Task to carry out
All of the records below need to be copied exactly.

·····

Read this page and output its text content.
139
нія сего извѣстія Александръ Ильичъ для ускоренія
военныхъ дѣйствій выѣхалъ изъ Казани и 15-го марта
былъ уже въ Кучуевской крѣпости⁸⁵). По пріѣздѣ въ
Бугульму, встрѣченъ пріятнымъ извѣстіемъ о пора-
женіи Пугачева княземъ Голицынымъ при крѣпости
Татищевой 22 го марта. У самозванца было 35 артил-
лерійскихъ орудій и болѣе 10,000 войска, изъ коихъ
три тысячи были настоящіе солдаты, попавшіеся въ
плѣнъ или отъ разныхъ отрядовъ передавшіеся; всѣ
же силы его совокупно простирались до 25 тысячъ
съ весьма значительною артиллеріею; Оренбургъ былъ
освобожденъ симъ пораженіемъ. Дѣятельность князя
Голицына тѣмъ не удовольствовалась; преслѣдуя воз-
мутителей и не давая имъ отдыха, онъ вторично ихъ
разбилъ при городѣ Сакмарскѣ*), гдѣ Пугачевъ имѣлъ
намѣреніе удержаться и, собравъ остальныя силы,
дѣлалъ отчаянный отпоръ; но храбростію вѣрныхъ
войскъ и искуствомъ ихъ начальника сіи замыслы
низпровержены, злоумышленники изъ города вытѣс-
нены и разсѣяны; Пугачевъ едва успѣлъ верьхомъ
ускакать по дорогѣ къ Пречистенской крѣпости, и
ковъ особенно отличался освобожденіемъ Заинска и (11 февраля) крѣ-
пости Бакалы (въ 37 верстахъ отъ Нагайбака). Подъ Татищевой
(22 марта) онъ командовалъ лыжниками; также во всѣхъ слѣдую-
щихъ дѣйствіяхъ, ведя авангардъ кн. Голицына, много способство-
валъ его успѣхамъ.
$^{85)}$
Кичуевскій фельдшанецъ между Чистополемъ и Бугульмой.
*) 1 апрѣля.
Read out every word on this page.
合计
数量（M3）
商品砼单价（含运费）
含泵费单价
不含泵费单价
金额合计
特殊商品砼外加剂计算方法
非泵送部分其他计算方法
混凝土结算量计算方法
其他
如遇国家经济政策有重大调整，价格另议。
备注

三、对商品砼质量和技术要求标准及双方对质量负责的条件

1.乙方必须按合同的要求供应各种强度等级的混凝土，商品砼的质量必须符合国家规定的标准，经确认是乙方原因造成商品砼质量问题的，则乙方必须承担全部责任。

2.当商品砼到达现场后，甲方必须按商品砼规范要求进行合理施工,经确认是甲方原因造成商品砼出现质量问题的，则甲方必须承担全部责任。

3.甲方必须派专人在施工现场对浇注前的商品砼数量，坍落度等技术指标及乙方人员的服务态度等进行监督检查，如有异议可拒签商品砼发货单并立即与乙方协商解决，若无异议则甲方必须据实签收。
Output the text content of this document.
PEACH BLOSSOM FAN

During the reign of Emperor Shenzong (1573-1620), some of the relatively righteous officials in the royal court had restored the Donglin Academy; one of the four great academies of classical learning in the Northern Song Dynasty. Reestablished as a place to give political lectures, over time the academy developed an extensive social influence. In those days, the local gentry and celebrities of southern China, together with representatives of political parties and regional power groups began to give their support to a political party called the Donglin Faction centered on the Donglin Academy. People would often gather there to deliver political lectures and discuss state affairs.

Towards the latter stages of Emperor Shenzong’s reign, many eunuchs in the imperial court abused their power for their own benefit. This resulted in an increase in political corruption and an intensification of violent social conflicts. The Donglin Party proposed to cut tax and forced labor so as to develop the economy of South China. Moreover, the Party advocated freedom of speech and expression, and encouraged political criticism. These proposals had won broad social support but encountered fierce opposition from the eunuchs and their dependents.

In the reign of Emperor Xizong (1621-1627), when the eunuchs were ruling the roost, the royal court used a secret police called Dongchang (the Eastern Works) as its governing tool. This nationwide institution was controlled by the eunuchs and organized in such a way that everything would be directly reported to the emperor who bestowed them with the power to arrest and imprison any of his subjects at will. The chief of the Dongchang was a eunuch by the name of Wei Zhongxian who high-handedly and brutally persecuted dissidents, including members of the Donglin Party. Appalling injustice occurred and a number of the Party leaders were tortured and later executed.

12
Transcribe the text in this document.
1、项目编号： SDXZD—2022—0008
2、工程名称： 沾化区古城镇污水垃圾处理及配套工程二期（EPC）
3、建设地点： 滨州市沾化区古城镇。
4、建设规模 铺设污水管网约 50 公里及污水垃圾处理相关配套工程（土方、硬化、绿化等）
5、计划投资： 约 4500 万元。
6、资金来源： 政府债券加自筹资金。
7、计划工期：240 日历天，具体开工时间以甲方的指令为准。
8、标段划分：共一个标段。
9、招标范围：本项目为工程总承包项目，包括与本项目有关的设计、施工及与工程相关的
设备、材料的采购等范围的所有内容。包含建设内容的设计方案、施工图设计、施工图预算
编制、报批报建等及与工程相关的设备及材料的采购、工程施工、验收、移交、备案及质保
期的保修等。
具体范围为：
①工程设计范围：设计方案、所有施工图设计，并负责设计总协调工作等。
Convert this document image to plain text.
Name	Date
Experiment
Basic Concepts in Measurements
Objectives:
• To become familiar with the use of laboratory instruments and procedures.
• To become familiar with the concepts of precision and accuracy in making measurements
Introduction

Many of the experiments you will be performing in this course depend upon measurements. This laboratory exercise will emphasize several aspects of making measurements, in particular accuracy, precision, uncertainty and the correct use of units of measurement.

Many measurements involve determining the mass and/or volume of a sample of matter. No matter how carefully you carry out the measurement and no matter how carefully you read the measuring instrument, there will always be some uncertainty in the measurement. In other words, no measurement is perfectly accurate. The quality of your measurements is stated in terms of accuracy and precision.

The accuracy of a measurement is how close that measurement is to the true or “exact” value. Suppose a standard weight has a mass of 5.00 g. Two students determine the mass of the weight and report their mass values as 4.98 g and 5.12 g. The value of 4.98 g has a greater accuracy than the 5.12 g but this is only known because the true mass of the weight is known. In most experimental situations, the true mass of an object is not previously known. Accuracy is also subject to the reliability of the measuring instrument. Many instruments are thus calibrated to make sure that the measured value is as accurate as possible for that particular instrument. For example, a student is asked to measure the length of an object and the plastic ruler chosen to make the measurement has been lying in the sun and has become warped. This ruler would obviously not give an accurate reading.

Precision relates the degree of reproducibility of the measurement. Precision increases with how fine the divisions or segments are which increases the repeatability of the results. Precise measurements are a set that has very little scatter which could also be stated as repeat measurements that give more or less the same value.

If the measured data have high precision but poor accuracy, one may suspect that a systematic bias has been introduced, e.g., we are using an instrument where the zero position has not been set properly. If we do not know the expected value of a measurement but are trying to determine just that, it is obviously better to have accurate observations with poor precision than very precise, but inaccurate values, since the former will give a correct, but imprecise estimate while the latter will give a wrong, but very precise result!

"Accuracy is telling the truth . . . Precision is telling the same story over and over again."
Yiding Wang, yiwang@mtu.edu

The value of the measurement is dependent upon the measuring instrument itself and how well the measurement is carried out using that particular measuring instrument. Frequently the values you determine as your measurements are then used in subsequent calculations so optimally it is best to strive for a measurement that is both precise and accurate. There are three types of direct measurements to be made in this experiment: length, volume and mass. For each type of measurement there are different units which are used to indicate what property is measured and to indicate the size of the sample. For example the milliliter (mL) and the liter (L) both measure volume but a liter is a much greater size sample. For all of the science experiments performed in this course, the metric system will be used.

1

·····

Correct answer
Read this page and output its text content.
139
нія сего извѣстія Александръ Ильичъ для ускоренія
военныхъ дѣйствій выѣхалъ изъ Казани и 15-го марта
былъ уже въ Кучуевской крѣпости⁸⁵). По пріѣздѣ въ
Бугульму, встрѣченъ пріятнымъ извѣстіемъ о пора-
женіи Пугачева княземъ Голицынымъ при крѣпости
Татищевой 22 го марта. У самозванца было 35 артил-
лерійскихъ орудій и болѣе 10,000 войска, изъ коихъ
три тысячи были настоящіе солдаты, попавшіеся въ
плѣнъ или отъ разныхъ отрядовъ передавшіеся; всѣ
же силы его совокупно простирались до 25 тысячъ
съ весьма значительною артиллеріею; Оренбургъ былъ
освобожденъ симъ пораженіемъ. Дѣятельность князя
Голицына тѣмъ не удовольствовалась; преслѣдуя воз-
мутителей и не давая имъ отдыха, онъ вторично ихъ
разбилъ при городѣ Сакмарскѣ*), гдѣ Пугачевъ имѣлъ
намѣреніе удержаться и, собравъ остальныя силы,
дѣлалъ отчаянный отпоръ; но храбростію вѣрныхъ
войскъ и искуствомъ ихъ начальника сіи замыслы
низпровержены, злоумышленники изъ города вытѣс-
нены и разсѣяны; Пугачевъ едва успѣлъ верьхомъ
ускакать по дорогѣ къ Пречистенской крѣпости, и
ковъ особенно отличался освобожденіемъ Заинска и (11 февраля) крѣ-
пости Бакалы (въ 37 верстахъ отъ Нагайбака). Подъ Татищевой
(22 марта) онъ командовалъ лыжниками; также во всѣхъ слѣдую-
щихъ дѣйствіяхъ, ведя авангардъ кн. Голицына, много способство-
валъ его успѣхамъ.
$^{85)}$
Кичуевскій фельдшанецъ между Чистополемъ и Бугульмой.
*) 1 апрѣля.
Read out every word on this page.
合计
数量（M3）
商品砼单价（含运费）
含泵费单价
不含泵费单价
金额合计
特殊商品砼外加剂计算方法
非泵送部分其他计算方法
混凝土结算量计算方法
其他
如遇国家经济政策有重大调整，价格另议。
备注

三、对商品砼质量和技术要求标准及双方对质量负责的条件

1.乙方必须按合同的要求供应各种强度等级的混凝土，商品砼的质量必须符合国家规定的标准，经确认是乙方原因造成商品砼质量问题的，则乙方必须承担全部责任。

2.当商品砼到达现场后，甲方必须按商品砼规范要求进行合理施工,经确认是甲方原因造成商品砼出现质量问题的，则甲方必须承担全部责任。

3.甲方必须派专人在施工现场对浇注前的商品砼数量，坍落度等技术指标及乙方人员的服务态度等进行监督检查，如有异议可拒签商品砼发货单并立即与乙方协商解决，若无异议则甲方必须据实签收。
Output the text content of this document.
PEACH BLOSSOM FAN

During the reign of Emperor Shenzong (1573-1620), some of the relatively righteous officials in the royal court had restored the Donglin Academy; one of the four great academies of classical learning in the Northern Song Dynasty. Reestablished as a place to give political lectures, over time the academy developed an extensive social influence. In those days, the local gentry and celebrities of southern China, together with representatives of political parties and regional power groups began to give their support to a political party called the Donglin Faction centered on the Donglin Academy. People would often gather there to deliver political lectures and discuss state affairs.

Towards the latter stages of Emperor Shenzong’s reign, many eunuchs in the imperial court abused their power for their own benefit. This resulted in an increase in political corruption and an intensification of violent social conflicts. The Donglin Party proposed to cut tax and forced labor so as to develop the economy of South China. Moreover, the Party advocated freedom of speech and expression, and encouraged political criticism. These proposals had won broad social support but encountered fierce opposition from the eunuchs and their dependents.

In the reign of Emperor Xizong (1621-1627), when the eunuchs were ruling the roost, the royal court used a secret police called Dongchang (the Eastern Works) as its governing tool. This nationwide institution was controlled by the eunuchs and organized in such a way that everything would be directly reported to the emperor who bestowed them with the power to arrest and imprison any of his subjects at will. The chief of the Dongchang was a eunuch by the name of Wei Zhongxian who high-handedly and brutally persecuted dissidents, including members of the Donglin Party. Appalling injustice occurred and a number of the Party leaders were tortured and later executed.

12
Transcribe the text in this document.
1、项目编号： SDXZD—2022—0008
2、工程名称： 沾化区古城镇污水垃圾处理及配套工程二期（EPC）
3、建设地点： 滨州市沾化区古城镇。
4、建设规模 铺设污水管网约 50 公里及污水垃圾处理相关配套工程（土方、硬化、绿化等）
5、计划投资： 约 4500 万元。
6、资金来源： 政府债券加自筹资金。
7、计划工期：240 日历天，具体开工时间以甲方的指令为准。
8、标段划分：共一个标段。
9、招标范围：本项目为工程总承包项目，包括与本项目有关的设计、施工及与工程相关的
设备、材料的采购等范围的所有内容。包含建设内容的设计方案、施工图设计、施工图预算
编制、报批报建等及与工程相关的设备及材料的采购、工程施工、验收、移交、备案及质保
期的保修等。
具体范围为：
①工程设计范围：设计方案、所有施工图设计，并负责设计总协调工作等。
Convert this document image to plain text.
Name	Date
Experiment
Basic Concepts in Measurements
Objectives:
• To become familiar with the use of laboratory instruments and procedures.
• To become familiar with the concepts of precision and accuracy in making measurements
Introduction

Many of the experiments you will be performing in this course depend upon measurements. This laboratory exercise will emphasize several aspects of making measurements, in particular accuracy, precision, uncertainty and the correct use of units of measurement.

Many measurements involve determining the mass and/or volume of a sample of matter. No matter how carefully you carry out the measurement and no matter how carefully you read the measuring instrument, there will always be some uncertainty in the measurement. In other words, no measurement is perfectly accurate. The quality of your measurements is stated in terms of accuracy and precision.

The accuracy of a measurement is how close that measurement is to the true or “exact” value. Suppose a standard weight has a mass of 5.00 g. Two students determine the mass of the weight and report their mass values as 4.98 g and 5.12 g. The value of 4.98 g has a greater accuracy than the 5.12 g but this is only known because the true mass of the weight is known. In most experimental situations, the true mass of an object is not previously known. Accuracy is also subject to the reliability of the measuring instrument. Many instruments are thus calibrated to make sure that the measured value is as accurate as possible for that particular instrument. For example, a student is asked to measure the length of an object and the plastic ruler chosen to make the measurement has been lying in the sun and has become warped. This ruler would obviously not give an accurate reading.

Precision relates the degree of reproducibility of the measurement. Precision increases with how fine the divisions or segments are which increases the repeatability of the results. Precise measurements are a set that has very little scatter which could also be stated as repeat measurements that give more or less the same value.

If the measured data have high precision but poor accuracy, one may suspect that a systematic bias has been introduced, e.g., we are using an instrument where the zero position has not been set properly. If we do not know the expected value of a measurement but are trying to determine just that, it is obviously better to have accurate observations with poor precision than very precise, but inaccurate values, since the former will give a correct, but imprecise estimate while the latter will give a wrong, but very precise result!

"Accuracy is telling the truth . . . Precision is telling the same story over and over again."
Yiding Wang, yiwang@mtu.edu

The value of the measurement is dependent upon the measuring instrument itself and how well the measurement is carried out using that particular measuring instrument. Frequently the values you determine as your measurements are then used in subsequent calculations so optimally it is best to strive for a measurement that is both precise and accurate. There are three types of direct measurements to be made in this experiment: length, volume and mass. For each type of measurement there are different units which are used to indicate what property is measured and to indicate the size of the sample. For example the milliliter (mL) and the liter (L) both measure volume but a liter is a much greater size sample. For all of the science experiments performed in this course, the metric system will be used.

1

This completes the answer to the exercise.